++++ Records provided ++++

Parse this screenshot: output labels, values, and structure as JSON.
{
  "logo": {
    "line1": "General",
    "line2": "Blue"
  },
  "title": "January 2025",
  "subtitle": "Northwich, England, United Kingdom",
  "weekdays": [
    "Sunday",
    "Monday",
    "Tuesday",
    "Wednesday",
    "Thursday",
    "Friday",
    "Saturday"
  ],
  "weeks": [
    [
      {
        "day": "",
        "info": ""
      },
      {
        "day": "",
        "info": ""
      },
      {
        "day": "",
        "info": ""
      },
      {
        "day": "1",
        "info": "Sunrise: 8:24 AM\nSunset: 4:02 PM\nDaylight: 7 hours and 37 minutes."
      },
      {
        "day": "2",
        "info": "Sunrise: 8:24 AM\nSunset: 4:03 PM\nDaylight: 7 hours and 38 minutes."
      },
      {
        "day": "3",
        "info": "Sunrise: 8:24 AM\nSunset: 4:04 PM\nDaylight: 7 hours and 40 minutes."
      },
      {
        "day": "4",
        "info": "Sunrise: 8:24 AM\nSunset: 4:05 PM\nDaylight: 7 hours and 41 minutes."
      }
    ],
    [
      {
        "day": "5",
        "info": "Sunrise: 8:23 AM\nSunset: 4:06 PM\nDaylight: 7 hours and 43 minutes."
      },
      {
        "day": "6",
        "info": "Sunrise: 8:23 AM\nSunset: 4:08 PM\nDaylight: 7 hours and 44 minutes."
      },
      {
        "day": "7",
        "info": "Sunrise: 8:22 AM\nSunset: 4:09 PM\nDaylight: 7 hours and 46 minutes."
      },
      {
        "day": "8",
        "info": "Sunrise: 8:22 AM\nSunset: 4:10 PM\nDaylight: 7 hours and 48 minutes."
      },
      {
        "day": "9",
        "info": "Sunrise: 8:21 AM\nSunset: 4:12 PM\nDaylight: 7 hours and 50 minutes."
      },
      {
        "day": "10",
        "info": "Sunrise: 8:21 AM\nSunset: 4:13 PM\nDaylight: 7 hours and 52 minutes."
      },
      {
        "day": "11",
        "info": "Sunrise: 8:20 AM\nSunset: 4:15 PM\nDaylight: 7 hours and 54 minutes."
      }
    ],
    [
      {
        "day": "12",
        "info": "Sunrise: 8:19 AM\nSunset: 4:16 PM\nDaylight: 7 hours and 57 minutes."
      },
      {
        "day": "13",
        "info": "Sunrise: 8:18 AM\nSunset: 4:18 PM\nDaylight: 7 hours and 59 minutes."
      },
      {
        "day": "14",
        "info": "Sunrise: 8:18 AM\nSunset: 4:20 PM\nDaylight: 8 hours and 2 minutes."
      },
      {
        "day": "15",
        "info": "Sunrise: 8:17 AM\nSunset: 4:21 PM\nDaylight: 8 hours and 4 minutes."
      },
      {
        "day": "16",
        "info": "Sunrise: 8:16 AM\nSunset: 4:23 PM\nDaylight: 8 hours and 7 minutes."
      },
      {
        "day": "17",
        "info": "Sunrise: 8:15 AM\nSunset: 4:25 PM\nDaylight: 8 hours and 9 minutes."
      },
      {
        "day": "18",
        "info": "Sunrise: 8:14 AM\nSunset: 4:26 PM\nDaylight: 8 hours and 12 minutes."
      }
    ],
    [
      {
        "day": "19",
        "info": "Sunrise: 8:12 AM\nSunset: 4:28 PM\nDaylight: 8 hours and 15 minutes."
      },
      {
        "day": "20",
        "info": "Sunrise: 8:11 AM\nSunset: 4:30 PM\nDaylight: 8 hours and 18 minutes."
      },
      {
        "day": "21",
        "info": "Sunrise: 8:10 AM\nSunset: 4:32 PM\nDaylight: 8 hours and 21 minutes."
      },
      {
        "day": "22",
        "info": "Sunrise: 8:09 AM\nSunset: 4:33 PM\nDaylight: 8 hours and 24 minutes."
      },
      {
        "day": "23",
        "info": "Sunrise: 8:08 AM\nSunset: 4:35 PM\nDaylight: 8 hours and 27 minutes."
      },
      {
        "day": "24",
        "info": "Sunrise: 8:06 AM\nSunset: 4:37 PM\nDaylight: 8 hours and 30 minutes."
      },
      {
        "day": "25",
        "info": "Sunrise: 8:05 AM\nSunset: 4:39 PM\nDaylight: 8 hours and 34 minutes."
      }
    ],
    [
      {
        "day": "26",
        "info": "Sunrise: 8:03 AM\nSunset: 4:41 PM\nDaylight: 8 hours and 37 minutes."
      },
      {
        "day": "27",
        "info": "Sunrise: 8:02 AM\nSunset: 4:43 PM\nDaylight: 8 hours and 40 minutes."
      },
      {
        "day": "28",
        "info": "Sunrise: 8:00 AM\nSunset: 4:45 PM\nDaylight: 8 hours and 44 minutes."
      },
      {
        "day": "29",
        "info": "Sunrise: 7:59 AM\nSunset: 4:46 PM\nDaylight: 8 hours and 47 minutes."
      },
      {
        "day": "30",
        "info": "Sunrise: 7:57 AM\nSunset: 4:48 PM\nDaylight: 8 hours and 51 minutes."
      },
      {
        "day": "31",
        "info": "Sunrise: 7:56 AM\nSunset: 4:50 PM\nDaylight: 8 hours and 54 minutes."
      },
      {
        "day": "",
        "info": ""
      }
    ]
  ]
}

++++

> [Exercise aim]
Copy out every line of the data above, exactly as given.

> [Solution for this exercise]
Parse this screenshot: output labels, values, and structure as JSON.
{
  "logo": {
    "line1": "General",
    "line2": "Blue"
  },
  "title": "January 2025",
  "subtitle": "Northwich, England, United Kingdom",
  "weekdays": [
    "Sunday",
    "Monday",
    "Tuesday",
    "Wednesday",
    "Thursday",
    "Friday",
    "Saturday"
  ],
  "weeks": [
    [
      {
        "day": "",
        "info": ""
      },
      {
        "day": "",
        "info": ""
      },
      {
        "day": "",
        "info": ""
      },
      {
        "day": "1",
        "info": "Sunrise: 8:24 AM\nSunset: 4:02 PM\nDaylight: 7 hours and 37 minutes."
      },
      {
        "day": "2",
        "info": "Sunrise: 8:24 AM\nSunset: 4:03 PM\nDaylight: 7 hours and 38 minutes."
      },
      {
        "day": "3",
        "info": "Sunrise: 8:24 AM\nSunset: 4:04 PM\nDaylight: 7 hours and 40 minutes."
      },
      {
        "day": "4",
        "info": "Sunrise: 8:24 AM\nSunset: 4:05 PM\nDaylight: 7 hours and 41 minutes."
      }
    ],
    [
      {
        "day": "5",
        "info": "Sunrise: 8:23 AM\nSunset: 4:06 PM\nDaylight: 7 hours and 43 minutes."
      },
      {
        "day": "6",
        "info": "Sunrise: 8:23 AM\nSunset: 4:08 PM\nDaylight: 7 hours and 44 minutes."
      },
      {
        "day": "7",
        "info": "Sunrise: 8:22 AM\nSunset: 4:09 PM\nDaylight: 7 hours and 46 minutes."
      },
      {
        "day": "8",
        "info": "Sunrise: 8:22 AM\nSunset: 4:10 PM\nDaylight: 7 hours and 48 minutes."
      },
      {
        "day": "9",
        "info": "Sunrise: 8:21 AM\nSunset: 4:12 PM\nDaylight: 7 hours and 50 minutes."
      },
      {
        "day": "10",
        "info": "Sunrise: 8:21 AM\nSunset: 4:13 PM\nDaylight: 7 hours and 52 minutes."
      },
      {
        "day": "11",
        "info": "Sunrise: 8:20 AM\nSunset: 4:15 PM\nDaylight: 7 hours and 54 minutes."
      }
    ],
    [
      {
        "day": "12",
        "info": "Sunrise: 8:19 AM\nSunset: 4:16 PM\nDaylight: 7 hours and 57 minutes."
      },
      {
        "day": "13",
        "info": "Sunrise: 8:18 AM\nSunset: 4:18 PM\nDaylight: 7 hours and 59 minutes."
      },
      {
        "day": "14",
        "info": "Sunrise: 8:18 AM\nSunset: 4:20 PM\nDaylight: 8 hours and 2 minutes."
      },
      {
        "day": "15",
        "info": "Sunrise: 8:17 AM\nSunset: 4:21 PM\nDaylight: 8 hours and 4 minutes."
      },
      {
        "day": "16",
        "info": "Sunrise: 8:16 AM\nSunset: 4:23 PM\nDaylight: 8 hours and 7 minutes."
      },
      {
        "day": "17",
        "info": "Sunrise: 8:15 AM\nSunset: 4:25 PM\nDaylight: 8 hours and 9 minutes."
      },
      {
        "day": "18",
        "info": "Sunrise: 8:14 AM\nSunset: 4:26 PM\nDaylight: 8 hours and 12 minutes."
      }
    ],
    [
      {
        "day": "19",
        "info": "Sunrise: 8:12 AM\nSunset: 4:28 PM\nDaylight: 8 hours and 15 minutes."
      },
      {
        "day": "20",
        "info": "Sunrise: 8:11 AM\nSunset: 4:30 PM\nDaylight: 8 hours and 18 minutes."
      },
      {
        "day": "21",
        "info": "Sunrise: 8:10 AM\nSunset: 4:32 PM\nDaylight: 8 hours and 21 minutes."
      },
      {
        "day": "22",
        "info": "Sunrise: 8:09 AM\nSunset: 4:33 PM\nDaylight: 8 hours and 24 minutes."
      },
      {
        "day": "23",
        "info": "Sunrise: 8:08 AM\nSunset: 4:35 PM\nDaylight: 8 hours and 27 minutes."
      },
      {
        "day": "24",
        "info": "Sunrise: 8:06 AM\nSunset: 4:37 PM\nDaylight: 8 hours and 30 minutes."
      },
      {
        "day": "25",
        "info": "Sunrise: 8:05 AM\nSunset: 4:39 PM\nDaylight: 8 hours and 34 minutes."
      }
    ],
    [
      {
        "day": "26",
        "info": "Sunrise: 8:03 AM\nSunset: 4:41 PM\nDaylight: 8 hours and 37 minutes."
      },
      {
        "day": "27",
        "info": "Sunrise: 8:02 AM\nSunset: 4:43 PM\nDaylight: 8 hours and 40 minutes."
      },
      {
        "day": "28",
        "info": "Sunrise: 8:00 AM\nSunset: 4:45 PM\nDaylight: 8 hours and 44 minutes."
      },
      {
        "day": "29",
        "info": "Sunrise: 7:59 AM\nSunset: 4:46 PM\nDaylight: 8 hours and 47 minutes."
      },
      {
        "day": "30",
        "info": "Sunrise: 7:57 AM\nSunset: 4:48 PM\nDaylight: 8 hours and 51 minutes."
      },
      {
        "day": "31",
        "info": "Sunrise: 7:56 AM\nSunset: 4:50 PM\nDaylight: 8 hours and 54 minutes."
      },
      {
        "day": "",
        "info": ""
      }
    ]
  ]
}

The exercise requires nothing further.